> _Instructions to follow_: Pull each line containing "Kanton" out of the data and copy it.
■ ■ ■ ■
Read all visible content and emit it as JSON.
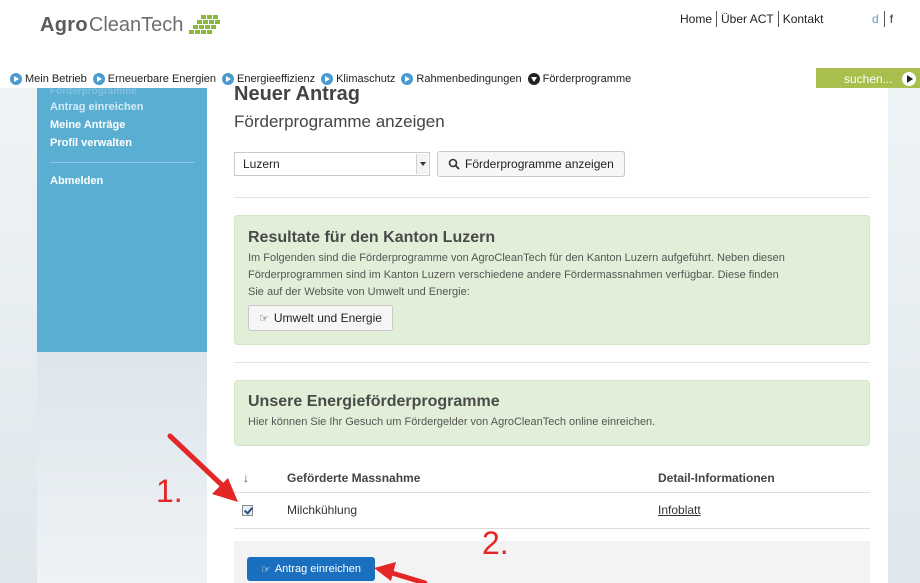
{
  "header": {
    "logo": {
      "part1": "Agro",
      "part2": "CleanTech"
    },
    "topnav": [
      "Home",
      "Über ACT",
      "Kontakt"
    ],
    "languages": [
      "d",
      "f"
    ]
  },
  "mainnav": {
    "items": [
      "Mein Betrieb",
      "Erneuerbare Energien",
      "Energieeffizienz",
      "Klimaschutz",
      "Rahmenbedingungen",
      "Förderprogramme"
    ],
    "search_placeholder": "suchen..."
  },
  "sidebar": {
    "links": [
      "Antrag einreichen",
      "Meine Anträge",
      "Profil verwalten",
      "Abmelden"
    ]
  },
  "main": {
    "title": "Neuer Antrag",
    "subtitle": "Förderprogramme anzeigen",
    "select_value": "Luzern",
    "show_button": "Förderprogramme anzeigen",
    "results_panel": {
      "heading": "Resultate für den Kanton Luzern",
      "text_lines": [
        "Im Folgenden sind die Förderprogramme von AgroCleanTech für den Kanton Luzern aufgeführt. Neben diesen",
        "Förderprogrammen sind im Kanton Luzern verschiedene andere Fördermassnahmen verfügbar. Diese finden",
        "Sie auf der Website von Umwelt und Energie:"
      ],
      "button": "Umwelt und Energie"
    },
    "programs_panel": {
      "heading": "Unsere Energieförderprogramme",
      "text": "Hier können Sie Ihr Gesuch um Fördergelder von AgroCleanTech online einreichen."
    },
    "table": {
      "columns": [
        "↓",
        "Geförderte Massnahme",
        "Detail-Informationen"
      ],
      "rows": [
        {
          "checked": true,
          "measure": "Milchkühlung",
          "info": "Infoblatt"
        }
      ]
    },
    "submit_button": "Antrag einreichen"
  },
  "annotations": {
    "step1": "1.",
    "step2": "2.",
    "color": "#e32626"
  },
  "colors": {
    "sidebar": "#5aaed2",
    "panel": "#e1efd8",
    "primary": "#1a6fbe",
    "search": "#a8bf4e"
  }
}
■ ■ ■ ■
> _In response_:
      "heading": "Resultate für den Kanton Luzern",
        "Im Folgenden sind die Förderprogramme von AgroCleanTech für den Kanton Luzern aufgeführt. Neben diesen",
        "Förderprogrammen sind im Kanton Luzern verschiedene andere Fördermassnahmen verfügbar. Diese finden",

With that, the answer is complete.